> The exercise
Copy out all lines where "достигать" appears.

— begin Supplied information —

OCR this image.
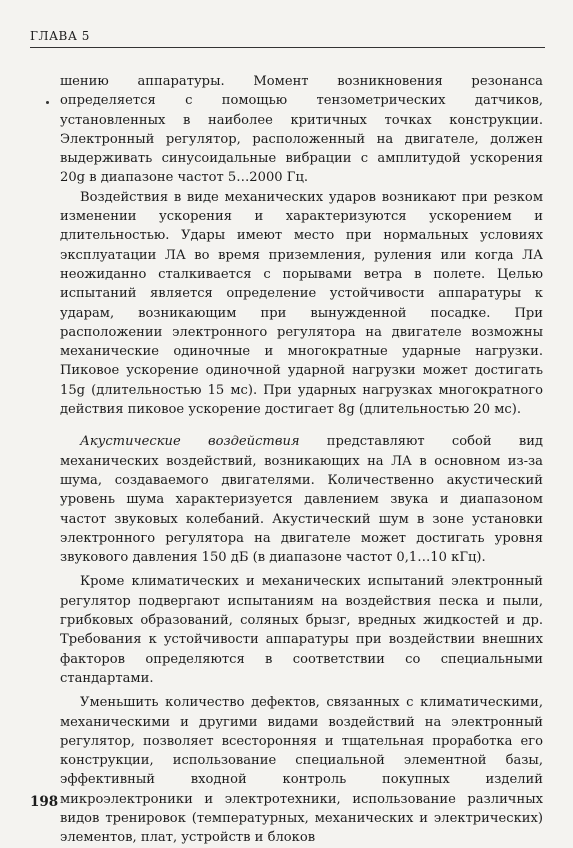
ГЛАВА 5

шению аппаратуры. Момент возникновения резонанса определяется с помощью тензометрических датчиков, установленных в наиболее критичных точках конструкции. Электронный регулятор, расположенный на двигателе, должен выдерживать синусоидальные вибрации с амплитудой ускорения 20g в диапазоне частот 5…2000 Гц.

Воздействия в виде механических ударов возникают при резком изменении ускорения и характеризуются ускорением и длительностью. Удары имеют место при нормальных условиях эксплуатации ЛА во время приземления, руления или когда ЛА неожиданно сталкивается с порывами ветра в полете. Целью испытаний является определение устойчивости аппаратуры к ударам, возникающим при вынужденной посадке. При расположении электронного регулятора на двигателе возможны механические одиночные и многократные ударные нагрузки. Пиковое ускорение одиночной ударной нагрузки может достигать 15g (длительностью 15 мс). При ударных нагрузках многократного действия пиковое ускорение достигает 8g (длительностью 20 мс).

Акустические воздействия представляют собой вид механических воздействий, возникающих на ЛА в основном из-за шума, создаваемого двигателями. Количественно акустический уровень шума характеризуется давлением звука и диапазоном частот звуковых колебаний. Акустический шум в зоне установки электронного регулятора на двигателе может достигать уровня звукового давления 150 дБ (в диапазоне частот 0,1…10 кГц).

Кроме климатических и механических испытаний электронный регулятор подвергают испытаниям на воздействия песка и пыли, грибковых образований, соляных брызг, вредных жидкостей и др. Требования к устойчивости аппаратуры при воздействии внешних факторов определяются в соответствии со специальными стандартами.

Уменьшить количество дефектов, связанных с климатическими, механическими и другими видами воздействий на электронный регулятор, позволяет всесторонняя и тщательная проработка его конструкции, использование специальной элементной базы, эффективный входной контроль покупных изделий микроэлектроники и электротехники, использование различных видов тренировок (температурных, механических и электрических) элементов, плат, устройств и блоков

198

— end Supplied information —

> Correct result
Воздействия в виде механических ударов возникают при резком изменении ускорения и характеризуются ускорением и длительностью. Удары имеют место при нормальных условиях эксплуатации ЛА во время приземления, руления или когда ЛА неожиданно сталкивается с порывами ветра в полете. Целью испытаний является определение устойчивости аппаратуры к ударам, возникающим при вынужденной посадке. При расположении электронного регулятора на двигателе возможны механические одиночные и многократные ударные нагрузки. Пиковое ускорение одиночной ударной нагрузки может достигать 15g (длительностью 15 мс). При ударных нагрузках многократного действия пиковое ускорение достигает 8g (длительностью 20 мс).
Акустические воздействия представляют собой вид механических воздействий, возникающих на ЛА в основном из-за шума, создаваемого двигателями. Количественно акустический уровень шума характеризуется давлением звука и диапазоном частот звуковых колебаний. Акустический шум в зоне установки электронного регулятора на двигателе может достигать уровня звукового давления 150 дБ (в диапазоне частот 0,1…10 кГц).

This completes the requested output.